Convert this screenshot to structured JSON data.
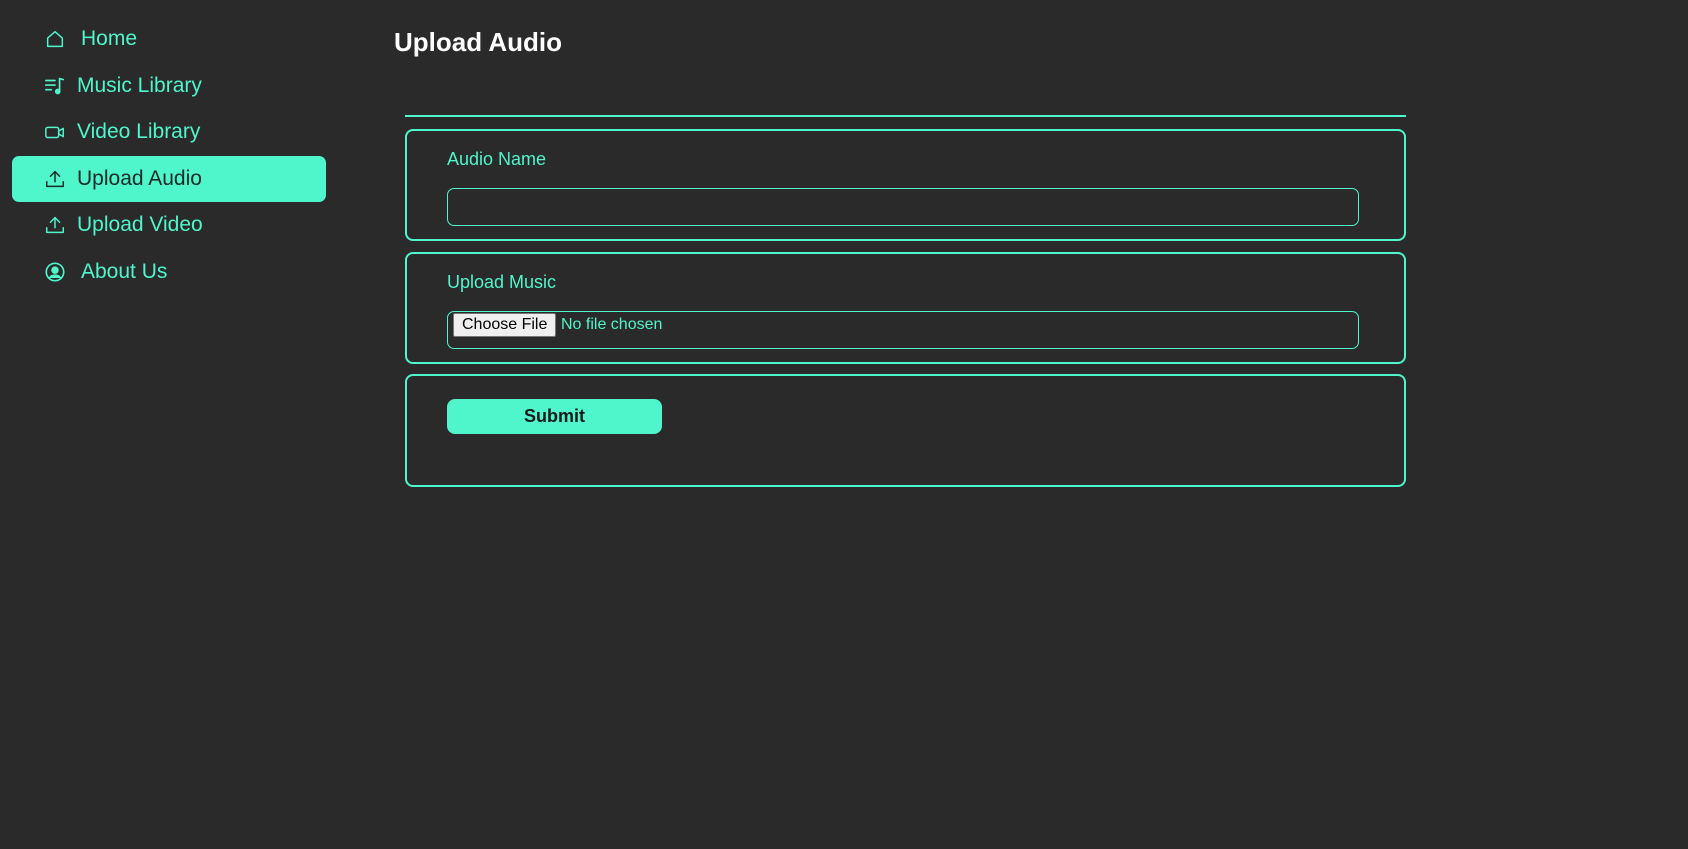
{
  "sidebar": {
    "items": [
      {
        "label": "Home",
        "icon": "home-icon",
        "active": false
      },
      {
        "label": "Music Library",
        "icon": "music-list-icon",
        "active": false
      },
      {
        "label": "Video Library",
        "icon": "video-camera-icon",
        "active": false
      },
      {
        "label": "Upload Audio",
        "icon": "upload-icon",
        "active": true
      },
      {
        "label": "Upload Video",
        "icon": "upload-icon",
        "active": false
      },
      {
        "label": "About Us",
        "icon": "user-circle-icon",
        "active": false
      }
    ]
  },
  "main": {
    "title": "Upload Audio",
    "form": {
      "audio_name_label": "Audio Name",
      "audio_name_value": "",
      "upload_music_label": "Upload Music",
      "choose_file_label": "Choose File",
      "file_status": "No file chosen",
      "submit_label": "Submit"
    }
  },
  "colors": {
    "accent": "#4ff5cb",
    "background": "#2a2a2a",
    "title": "#ffffff"
  }
}
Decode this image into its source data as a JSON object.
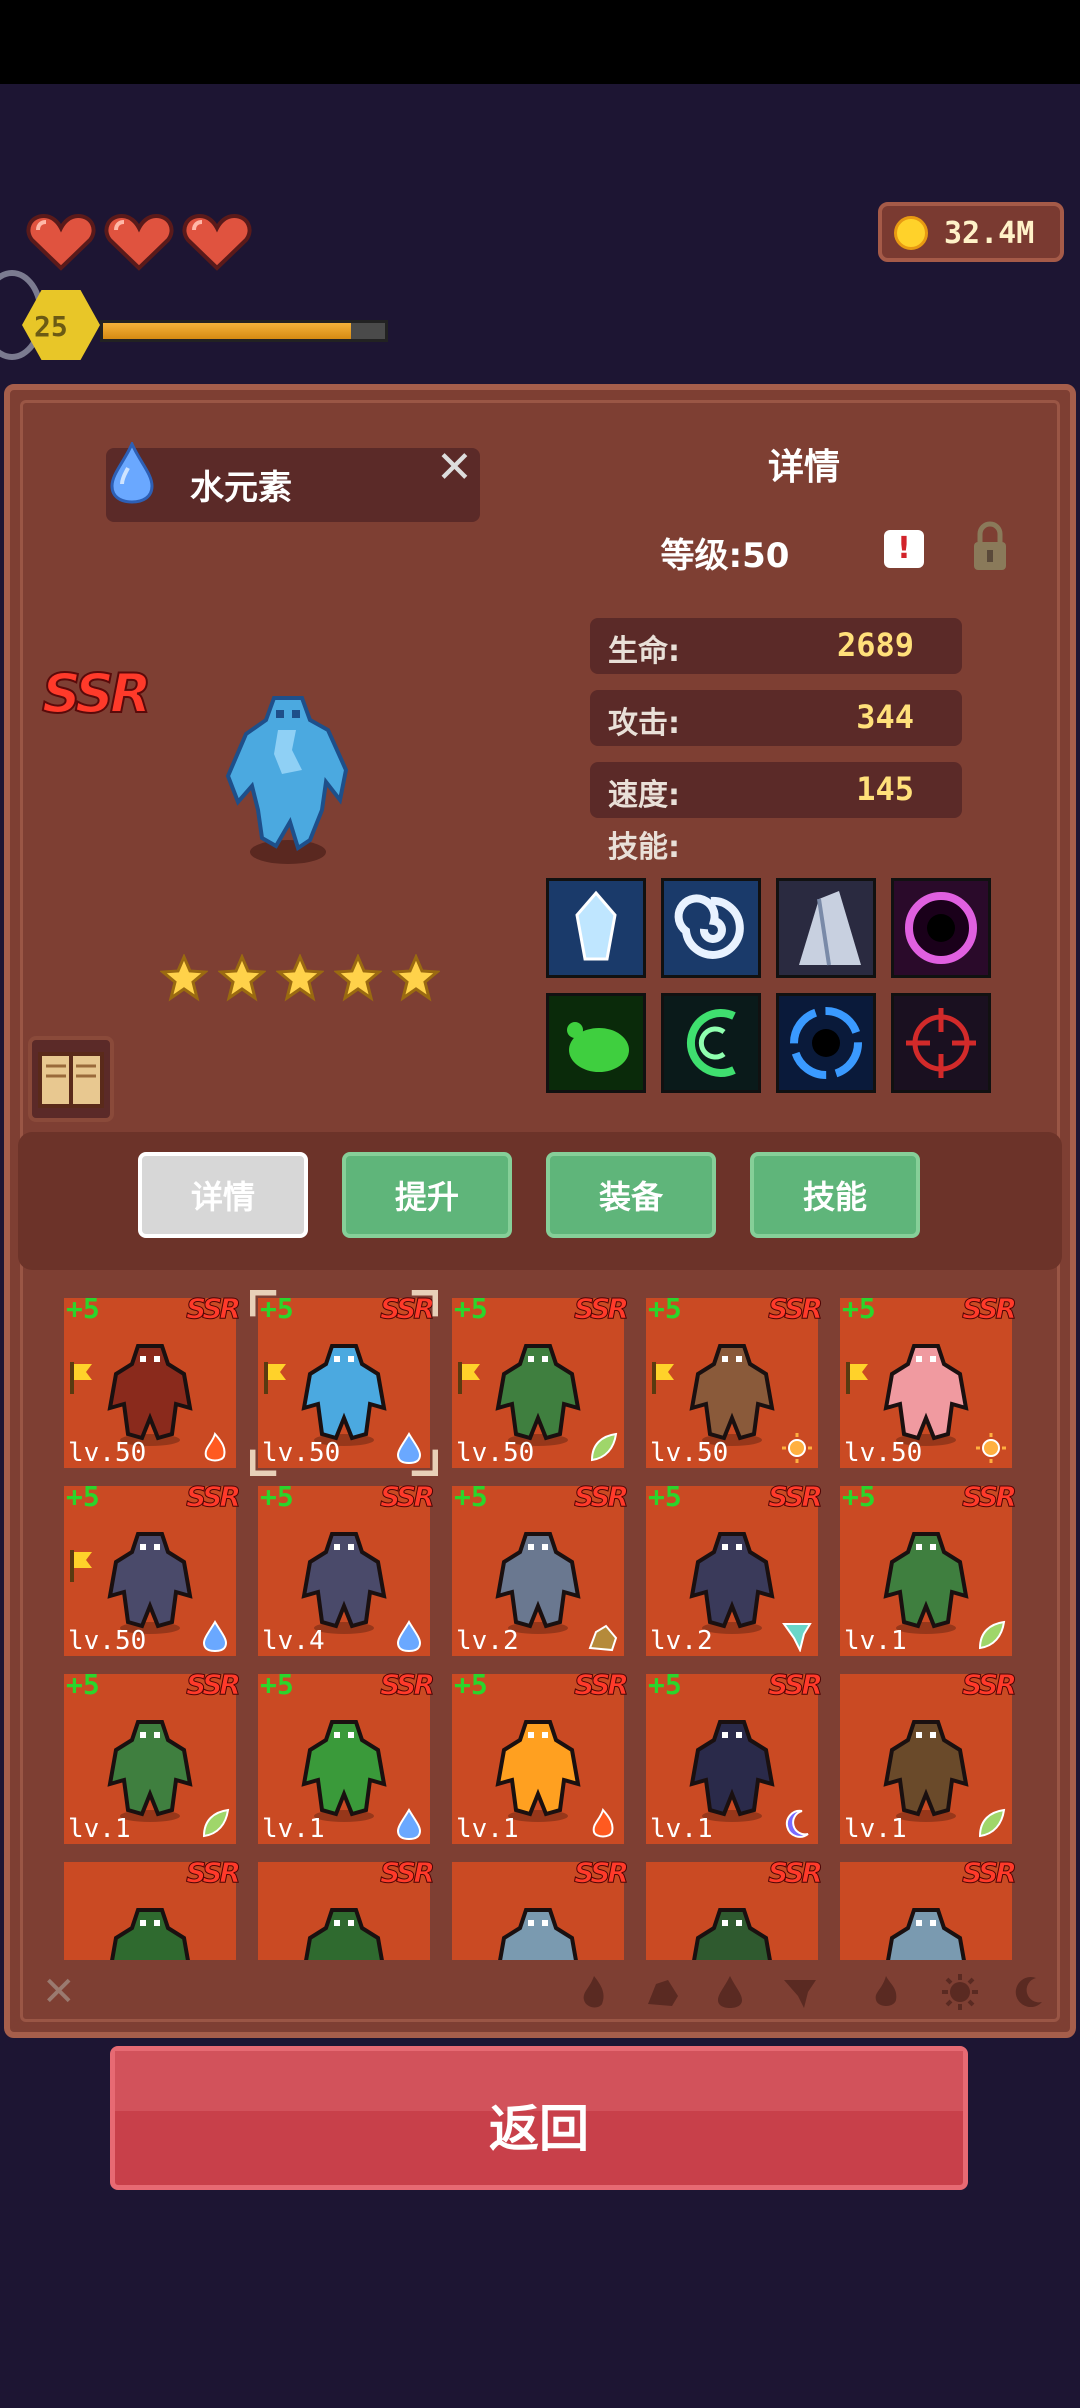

▬▬▬▬▬▬

• What is being asked
Reproduce every line precisely as given, omitting all pictures.

• Complete output
Convert this screenshot to structured JSON data.
{
  "sidebar": {
    "items": [
      {
        "label": "Home",
        "icon": "home-icon",
        "active": false
      },
      {
        "label": "Music Library",
        "icon": "music-list-icon",
        "active": false
      },
      {
        "label": "Video Library",
        "icon": "video-camera-icon",
        "active": false
      },
      {
        "label": "Upload Audio",
        "icon": "upload-icon",
        "active": true
      },
      {
        "label": "Upload Video",
        "icon": "upload-icon",
        "active": false
      },
      {
        "label": "About Us",
        "icon": "user-circle-icon",
        "active": false
      }
    ]
  },
  "main": {
    "title": "Upload Audio",
    "form": {
      "audio_name_label": "Audio Name",
      "audio_name_value": "",
      "upload_music_label": "Upload Music",
      "choose_file_label": "Choose File",
      "file_status": "No file chosen",
      "submit_label": "Submit"
    }
  },
  "colors": {
    "accent": "#4ff5cb",
    "background": "#2a2a2a",
    "title": "#ffffff"
  }
}
Decode this image into its source data as a JSON object.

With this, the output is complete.